**Aim:**
Identify all lines in the data containing the string "changes". Copy them out.
---- Material
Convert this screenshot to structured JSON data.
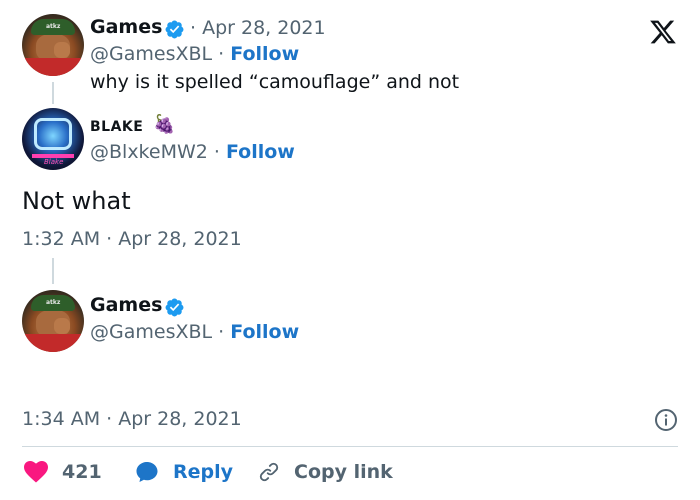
{
  "tweet1": {
    "name": "Games",
    "date": "· Apr 28, 2021",
    "handle": "@GamesXBL ·",
    "follow": "Follow",
    "text": "why is it spelled “camouflage” and not",
    "cap_text": "atkz"
  },
  "tweet2": {
    "name": "BLAKE",
    "emoji": "🍇",
    "handle": "@BlxkeMW2 ·",
    "follow": "Follow",
    "body": "Not what",
    "timestamp": "1:32 AM · Apr 28, 2021",
    "avatar_signature": "Blake"
  },
  "tweet3": {
    "name": "Games",
    "handle": "@GamesXBL ·",
    "follow": "Follow",
    "timestamp": "1:34 AM · Apr 28, 2021",
    "cap_text": "atkz"
  },
  "actions": {
    "likes": "421",
    "reply": "Reply",
    "copy_link": "Copy link"
  },
  "icons": {
    "logo": "x-logo-icon",
    "verified": "verified-badge-icon",
    "info": "info-icon",
    "like": "heart-icon",
    "reply": "reply-bubble-icon",
    "link": "link-icon"
  },
  "colors": {
    "accent": "#1d9bf0",
    "follow": "#1d75c8",
    "heart": "#f91880",
    "secondary_text": "#536471"
  }
}
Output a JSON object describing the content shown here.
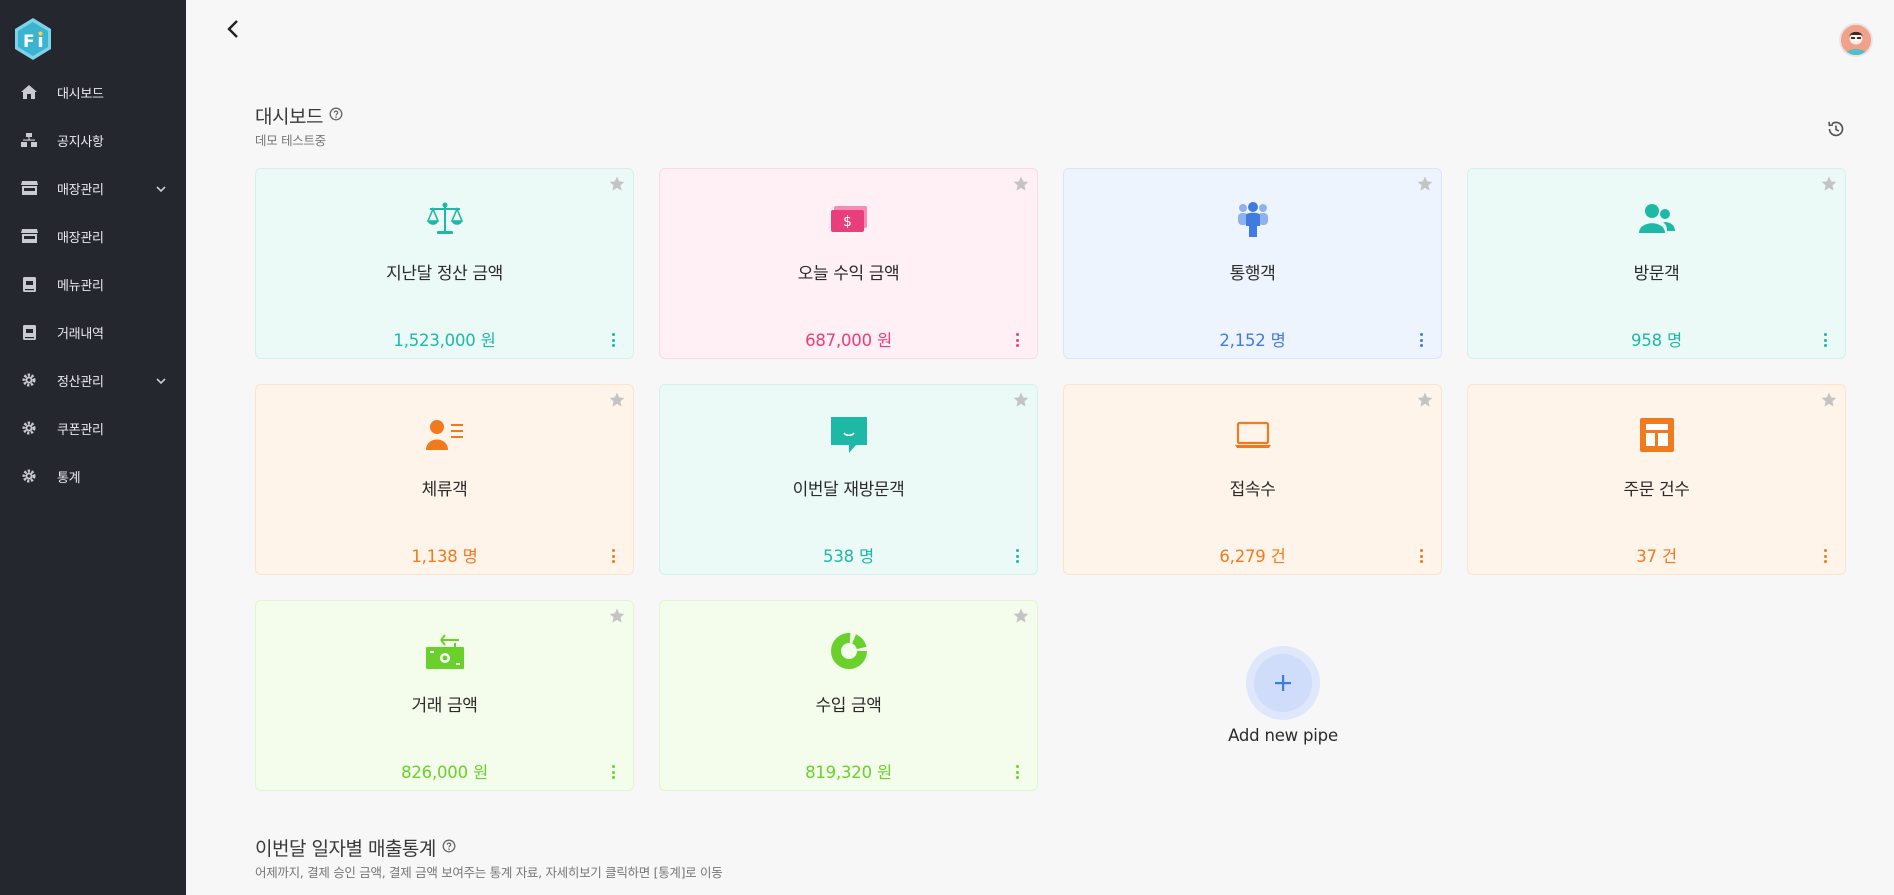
{
  "sidebar": {
    "items": [
      {
        "label": "대시보드",
        "icon": "home-icon"
      },
      {
        "label": "공지사항",
        "icon": "sitemap-icon"
      },
      {
        "label": "매장관리",
        "icon": "store-icon",
        "expandable": true
      },
      {
        "label": "매장관리",
        "icon": "store-icon"
      },
      {
        "label": "메뉴관리",
        "icon": "book-icon"
      },
      {
        "label": "거래내역",
        "icon": "book-icon"
      },
      {
        "label": "정산관리",
        "icon": "gear-icon",
        "expandable": true
      },
      {
        "label": "쿠폰관리",
        "icon": "gear-icon"
      },
      {
        "label": "통계",
        "icon": "gear-icon"
      }
    ]
  },
  "dashboard": {
    "title": "대시보드",
    "subtitle": "데모 테스트중"
  },
  "cards": [
    {
      "title": "지난달 정산 금액",
      "value": "1,523,000 원",
      "icon": "scale-icon",
      "theme": "teal"
    },
    {
      "title": "오늘 수익 금액",
      "value": "687,000 원",
      "icon": "money-icon",
      "theme": "pink"
    },
    {
      "title": "통행객",
      "value": "2,152 명",
      "icon": "people-group-icon",
      "theme": "blue"
    },
    {
      "title": "방문객",
      "value": "958 명",
      "icon": "users-icon",
      "theme": "teal"
    },
    {
      "title": "체류객",
      "value": "1,138 명",
      "icon": "user-list-icon",
      "theme": "orange"
    },
    {
      "title": "이번달 재방문객",
      "value": "538 명",
      "icon": "chat-icon",
      "theme": "teal"
    },
    {
      "title": "접속수",
      "value": "6,279 건",
      "icon": "laptop-icon",
      "theme": "orange"
    },
    {
      "title": "주문 건수",
      "value": "37 건",
      "icon": "layout-icon",
      "theme": "orange"
    },
    {
      "title": "거래 금액",
      "value": "826,000 원",
      "icon": "cash-exchange-icon",
      "theme": "green"
    },
    {
      "title": "수입 금액",
      "value": "819,320 원",
      "icon": "donut-chart-icon",
      "theme": "green"
    }
  ],
  "add_pipe": {
    "label": "Add new pipe"
  },
  "sales_section": {
    "title": "이번달 일자별 매출통계",
    "subtitle": "어제까지, 결제 승인 금액, 결제 금액 보여주는 통계 자료, 자세히보기 클릭하면 [통계]로 이동"
  },
  "colors": {
    "teal": "#1eb8a6",
    "pink": "#e83e7c",
    "blue": "#3f7be0",
    "orange": "#f07a1e",
    "green": "#6ad12c",
    "sidebar_bg": "#24272e"
  }
}
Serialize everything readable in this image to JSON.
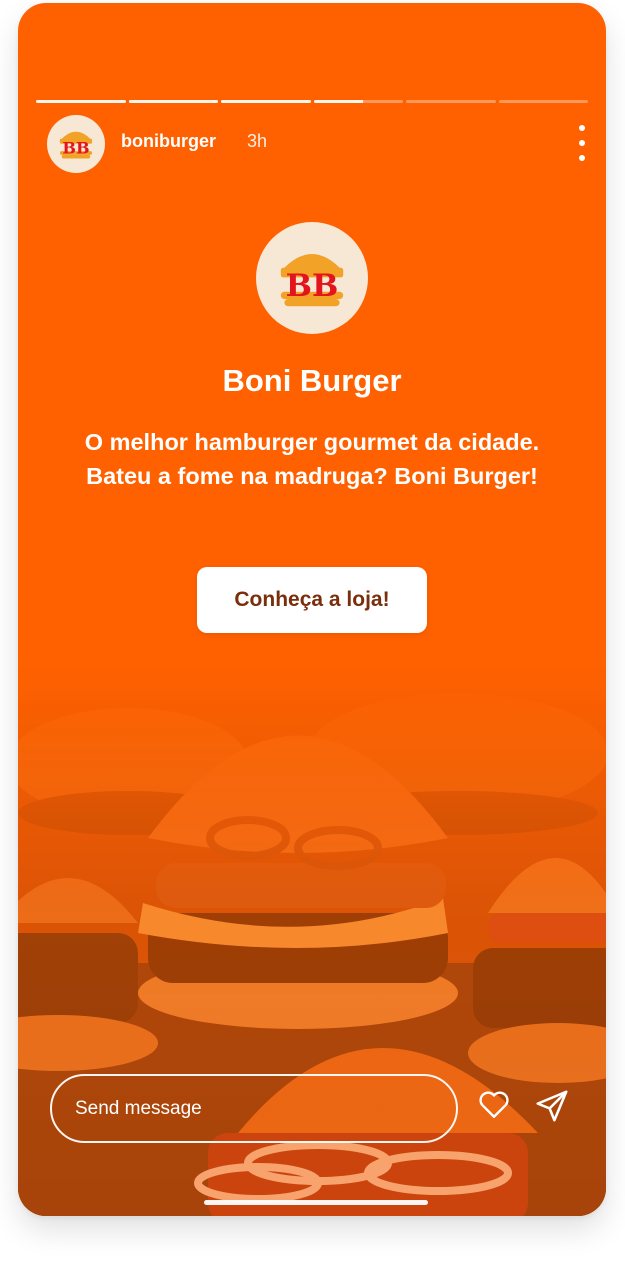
{
  "story": {
    "progress": [
      1,
      1,
      1,
      0.55,
      0,
      0
    ],
    "username": "boniburger",
    "time_ago": "3h",
    "more_icon": "more-vertical-icon"
  },
  "profile": {
    "logo_text": "BB",
    "name": "Boni Burger",
    "description": "O melhor hamburger gourmet da cidade. Bateu a fome na madruga? Boni Burger!",
    "cta_label": "Conheça a loja!"
  },
  "composer": {
    "placeholder": "Send message",
    "like_icon": "heart-icon",
    "send_icon": "send-icon"
  },
  "colors": {
    "primary": "#ff6100",
    "cta_text": "#7a2e0b",
    "logo_red": "#e3141b",
    "avatar_bg": "#f7e8d6"
  }
}
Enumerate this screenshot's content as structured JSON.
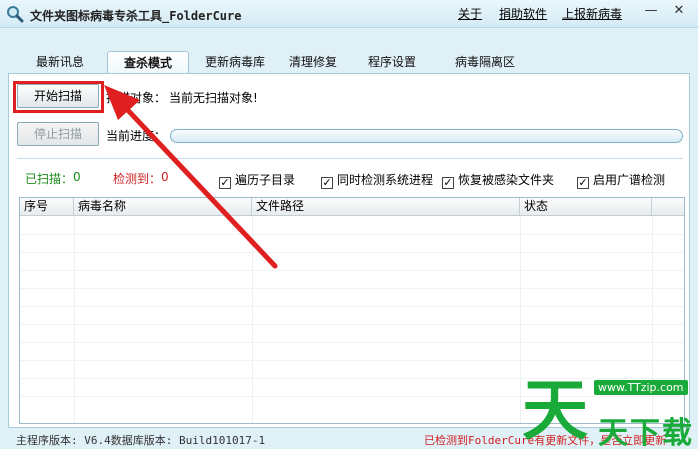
{
  "window": {
    "title": "文件夹图标病毒专杀工具_FolderCure",
    "links": [
      "关于",
      "捐助软件",
      "上报新病毒"
    ],
    "controls": {
      "minimize": "—",
      "close": "✕"
    }
  },
  "tabs": [
    {
      "label": "最新讯息",
      "active": false
    },
    {
      "label": "查杀模式",
      "active": true
    },
    {
      "label": "更新病毒库",
      "active": false
    },
    {
      "label": "清理修复",
      "active": false
    },
    {
      "label": "程序设置",
      "active": false
    },
    {
      "label": "病毒隔离区",
      "active": false
    }
  ],
  "scan": {
    "start_label": "开始扫描",
    "stop_label": "停止扫描",
    "target_label": "扫描对象：",
    "target_value": "当前无扫描对象!",
    "progress_label": "当前进度：",
    "progress": 0
  },
  "counters": {
    "scanned_label": "已扫描：",
    "scanned_value": "0",
    "detected_label": "检测到：",
    "detected_value": "0"
  },
  "options": [
    {
      "label": "遍历子目录",
      "checked": true
    },
    {
      "label": "同时检测系统进程",
      "checked": true
    },
    {
      "label": "恢复被感染文件夹",
      "checked": true
    },
    {
      "label": "启用广谱检测",
      "checked": true
    }
  ],
  "table": {
    "columns": [
      "序号",
      "病毒名称",
      "文件路径",
      "状态"
    ],
    "rows": []
  },
  "status": {
    "left": "主程序版本: V6.4数据库版本: Build101017-1",
    "right": "已检测到FolderCure有更新文件，是否立即更新"
  },
  "watermark": {
    "big": "天",
    "url": "www.TTzip.com",
    "sub": "天下载"
  },
  "colors": {
    "accent_green": "#1a8a1a",
    "alert_red": "#d02020",
    "watermark_green": "#1aaa3a"
  }
}
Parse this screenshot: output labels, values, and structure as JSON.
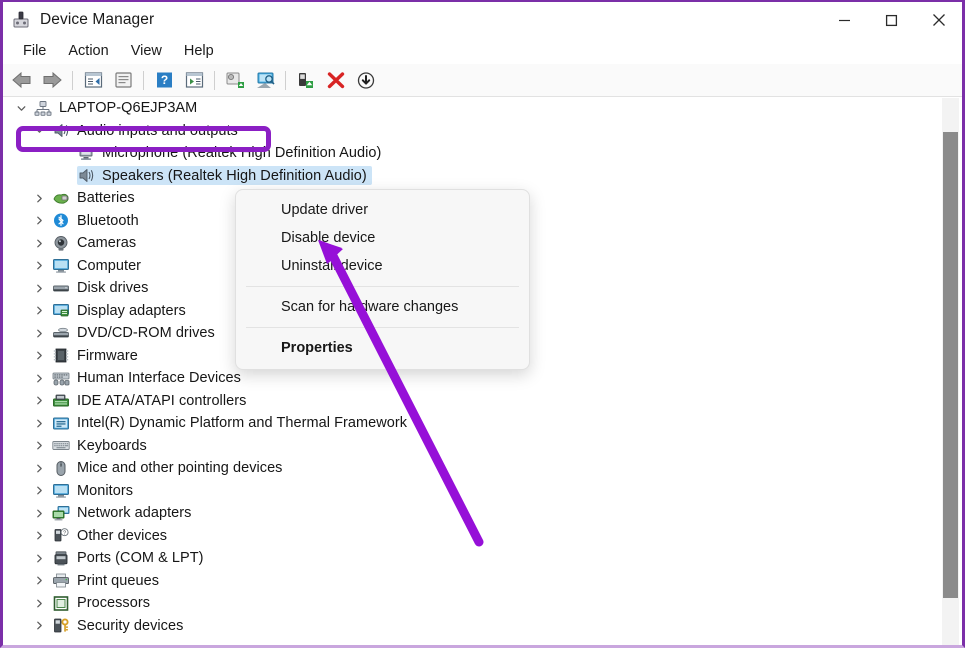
{
  "window": {
    "title": "Device Manager",
    "app_icon": "device-manager-icon",
    "controls": {
      "minimize": "—",
      "maximize": "□",
      "close": "✕"
    }
  },
  "menubar": {
    "items": [
      {
        "label": "File"
      },
      {
        "label": "Action"
      },
      {
        "label": "View"
      },
      {
        "label": "Help"
      }
    ]
  },
  "toolbar": {
    "buttons": [
      {
        "name": "back-icon",
        "tip": "Back"
      },
      {
        "name": "forward-icon",
        "tip": "Forward"
      },
      {
        "name": "properties-icon",
        "tip": "Properties"
      },
      {
        "name": "show-hidden-icon",
        "tip": "Show hidden devices"
      },
      {
        "name": "help-icon",
        "tip": "Help"
      },
      {
        "name": "details-icon",
        "tip": "Details"
      },
      {
        "name": "update-driver-icon",
        "tip": "Update driver"
      },
      {
        "name": "scan-hardware-icon",
        "tip": "Scan for hardware changes"
      },
      {
        "name": "enable-device-icon",
        "tip": "Enable device"
      },
      {
        "name": "uninstall-device-icon",
        "tip": "Uninstall device"
      },
      {
        "name": "disable-device-icon",
        "tip": "Disable device"
      }
    ]
  },
  "tree": {
    "root": {
      "label": "LAPTOP-Q6EJP3AM",
      "icon": "computer-node-icon",
      "expanded": true
    },
    "audio_group": {
      "label": "Audio inputs and outputs",
      "icon": "speaker-icon",
      "expanded": true,
      "highlighted": true
    },
    "audio_children": [
      {
        "label": "Microphone (Realtek High Definition Audio)",
        "icon": "microphone-icon",
        "selected": false
      },
      {
        "label": "Speakers (Realtek High Definition Audio)",
        "icon": "speaker-icon",
        "selected": true
      }
    ],
    "categories": [
      {
        "label": "Batteries",
        "icon": "battery-icon"
      },
      {
        "label": "Bluetooth",
        "icon": "bluetooth-icon"
      },
      {
        "label": "Cameras",
        "icon": "camera-icon"
      },
      {
        "label": "Computer",
        "icon": "monitor-icon"
      },
      {
        "label": "Disk drives",
        "icon": "disk-drive-icon"
      },
      {
        "label": "Display adapters",
        "icon": "display-adapter-icon"
      },
      {
        "label": "DVD/CD-ROM drives",
        "icon": "optical-drive-icon"
      },
      {
        "label": "Firmware",
        "icon": "chip-icon"
      },
      {
        "label": "Human Interface Devices",
        "icon": "hid-icon"
      },
      {
        "label": "IDE ATA/ATAPI controllers",
        "icon": "ide-controller-icon"
      },
      {
        "label": "Intel(R) Dynamic Platform and Thermal Framework",
        "icon": "intel-platform-icon"
      },
      {
        "label": "Keyboards",
        "icon": "keyboard-icon"
      },
      {
        "label": "Mice and other pointing devices",
        "icon": "mouse-icon"
      },
      {
        "label": "Monitors",
        "icon": "monitor-icon"
      },
      {
        "label": "Network adapters",
        "icon": "network-adapter-icon"
      },
      {
        "label": "Other devices",
        "icon": "unknown-device-icon"
      },
      {
        "label": "Ports (COM & LPT)",
        "icon": "port-icon"
      },
      {
        "label": "Print queues",
        "icon": "printer-icon"
      },
      {
        "label": "Processors",
        "icon": "processor-icon"
      },
      {
        "label": "Security devices",
        "icon": "security-device-icon"
      }
    ]
  },
  "context_menu": {
    "items": [
      {
        "label": "Update driver",
        "bold": false
      },
      {
        "label": "Disable device",
        "bold": false
      },
      {
        "label": "Uninstall device",
        "bold": false
      },
      {
        "separator_after": true
      },
      {
        "label": "Scan for hardware changes",
        "bold": false
      },
      {
        "separator_after": true
      },
      {
        "label": "Properties",
        "bold": true
      }
    ]
  },
  "annotations": {
    "highlight_color": "#8b1fc4",
    "arrow_color": "#9610d8",
    "selection_color": "#cce4f7"
  }
}
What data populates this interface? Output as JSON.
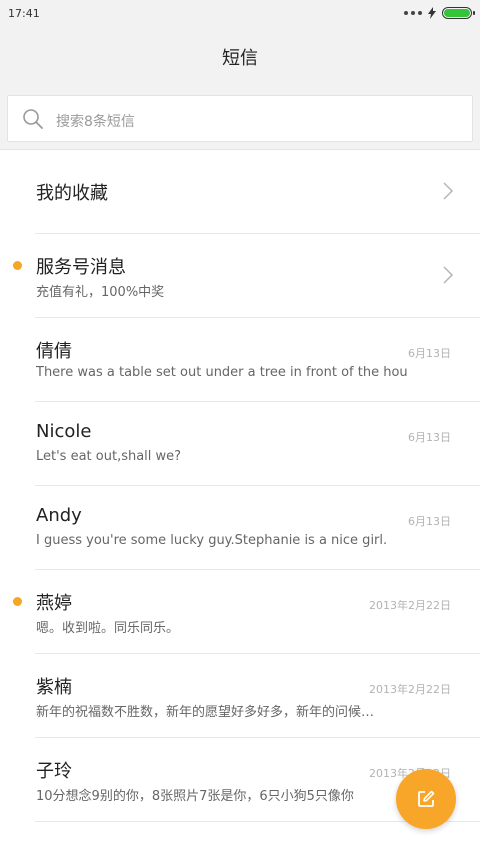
{
  "status_bar": {
    "time": "17:41"
  },
  "header": {
    "title": "短信"
  },
  "search": {
    "placeholder": "搜索8条短信"
  },
  "rows": [
    {
      "name": "我的收藏"
    },
    {
      "name": "服务号消息",
      "preview": "充值有礼，100%中奖"
    },
    {
      "name": "倩倩",
      "preview": "There was a table set out under a tree in front of the hous",
      "date": "6月13日"
    },
    {
      "name": "Nicole",
      "preview": "Let's eat out,shall we?",
      "date": "6月13日"
    },
    {
      "name": "Andy",
      "preview": "I guess you're some lucky guy.Stephanie is a nice girl.",
      "date": "6月13日"
    },
    {
      "name": "燕婷",
      "preview": "嗯。收到啦。同乐同乐。",
      "date": "2013年2月22日"
    },
    {
      "name": "紫楠",
      "preview": "新年的祝福数不胜数，新年的愿望好多好多，新年的问候…",
      "date": "2013年2月22日"
    },
    {
      "name": "子玲",
      "preview": "10分想念9别的你，8张照片7张是你，6只小狗5只像你",
      "date": "2013年2月22日"
    }
  ],
  "colors": {
    "unread_dot": "#f5a623",
    "fab": "#f7a62a",
    "battery": "#33c43a"
  },
  "icons": {
    "search": "search-icon",
    "chevron": "chevron-right-icon",
    "compose": "compose-icon"
  }
}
--------
**Correct output:**
        "tip": "Scan for hardware changes"
        "label": "Scan for hardware changes",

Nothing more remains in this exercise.